Exercise task:
Could you write out every record below exactly, leaving out any pictures?

Available records:
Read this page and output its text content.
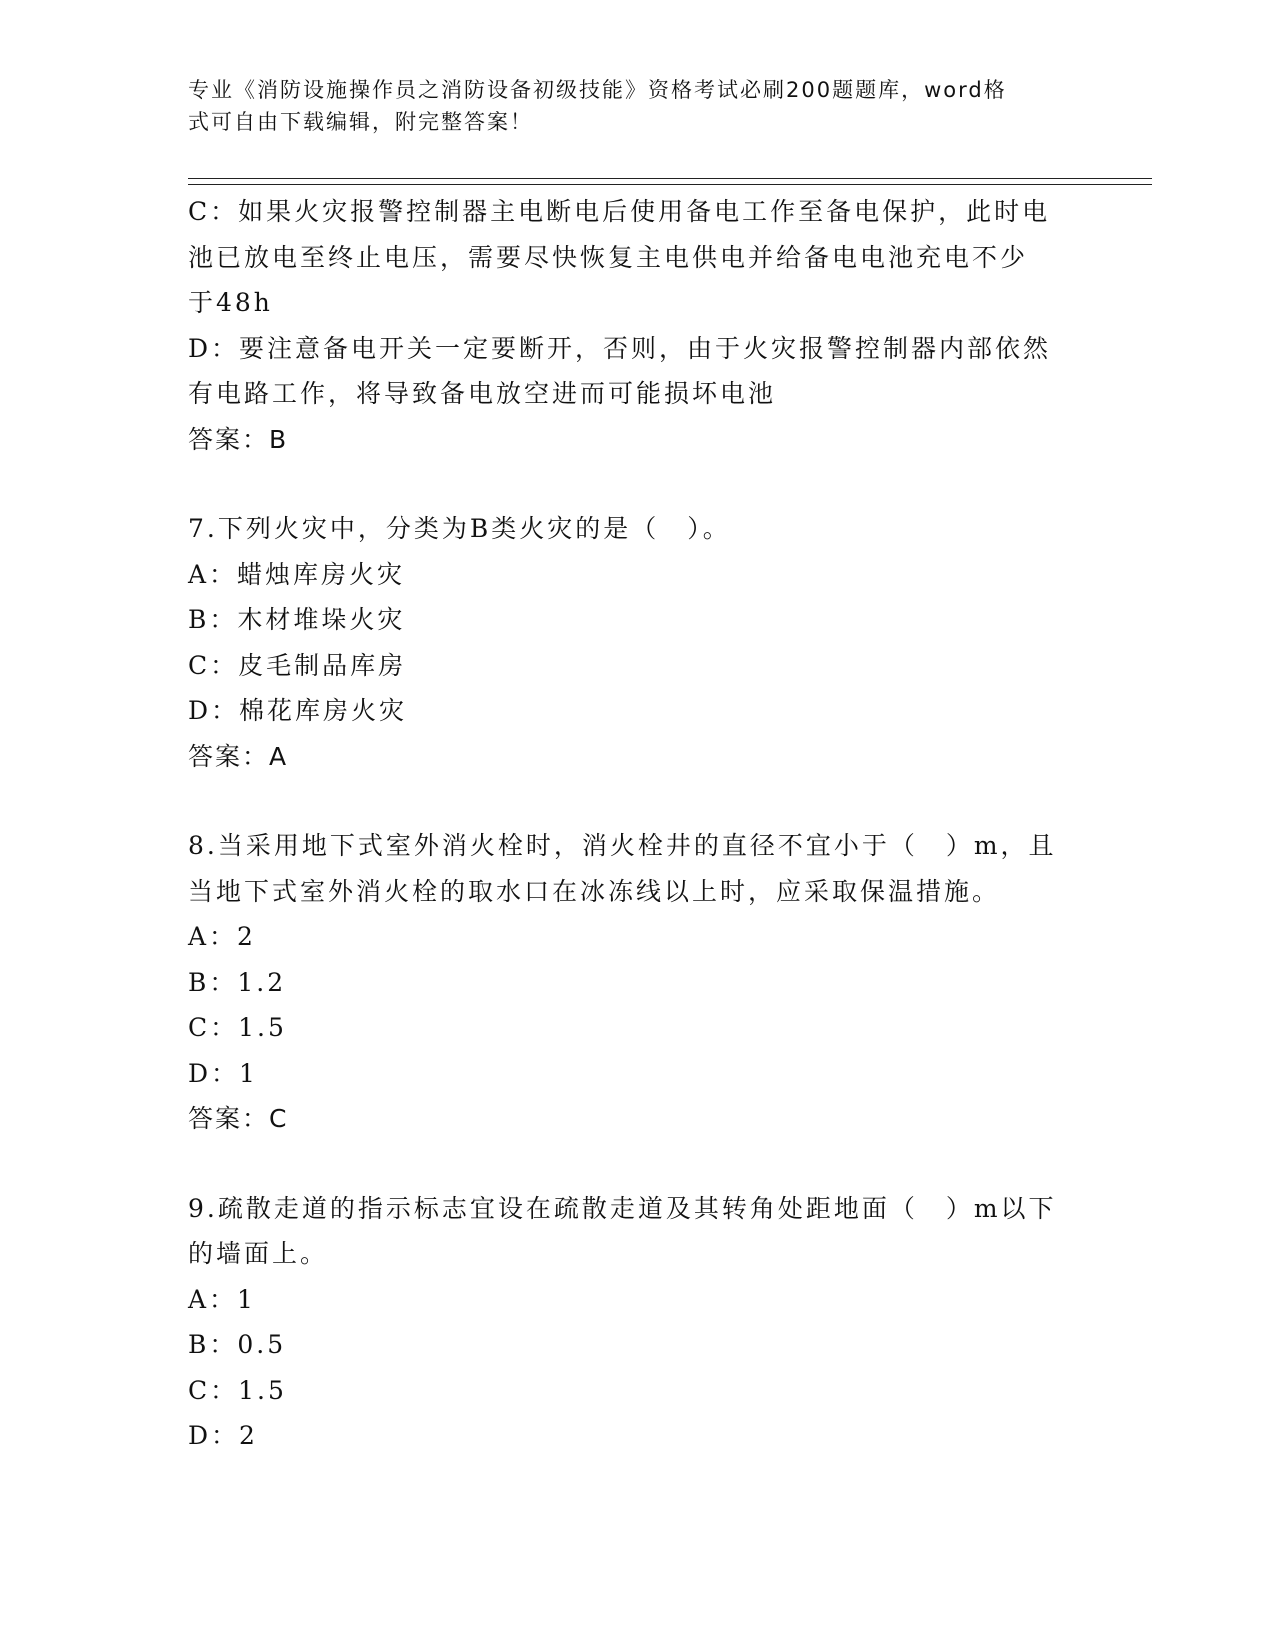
专业《消防设施操作员之消防设备初级技能》资格考试必刷200题题库，word格
式可自由下载编辑，附完整答案！

C：如果火灾报警控制器主电断电后使用备电工作至备电保护，此时电

池已放电至终止电压，需要尽快恢复主电供电并给备电电池充电不少

于48h

D：要注意备电开关一定要断开，否则，由于火灾报警控制器内部依然

有电路工作，将导致备电放空进而可能损坏电池

答案：B

7.下列火灾中，分类为B类火灾的是（　）。

A：蜡烛库房火灾

B：木材堆垛火灾

C：皮毛制品库房

D：棉花库房火灾

答案：A

8.当采用地下式室外消火栓时，消火栓井的直径不宜小于（　）m，且

当地下式室外消火栓的取水口在冰冻线以上时，应采取保温措施。

A：2

B：1.2

C：1.5

D：1

答案：C

9.疏散走道的指示标志宜设在疏散走道及其转角处距地面（　）m以下

的墙面上。

A：1

B：0.5

C：1.5

D：2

The reply:
Read this page and output its text content.
专业《消防设施操作员之消防设备初级技能》资格考试必刷200题题库，word格
式可自由下载编辑，附完整答案！

C：如果火灾报警控制器主电断电后使用备电工作至备电保护，此时电

池已放电至终止电压，需要尽快恢复主电供电并给备电电池充电不少

于48h

D：要注意备电开关一定要断开，否则，由于火灾报警控制器内部依然

有电路工作，将导致备电放空进而可能损坏电池

答案：B

7.下列火灾中，分类为B类火灾的是（　）。

A：蜡烛库房火灾

B：木材堆垛火灾

C：皮毛制品库房

D：棉花库房火灾

答案：A

8.当采用地下式室外消火栓时，消火栓井的直径不宜小于（　）m，且

当地下式室外消火栓的取水口在冰冻线以上时，应采取保温措施。

A：2

B：1.2

C：1.5

D：1

答案：C

9.疏散走道的指示标志宜设在疏散走道及其转角处距地面（　）m以下

的墙面上。

A：1

B：0.5

C：1.5

D：2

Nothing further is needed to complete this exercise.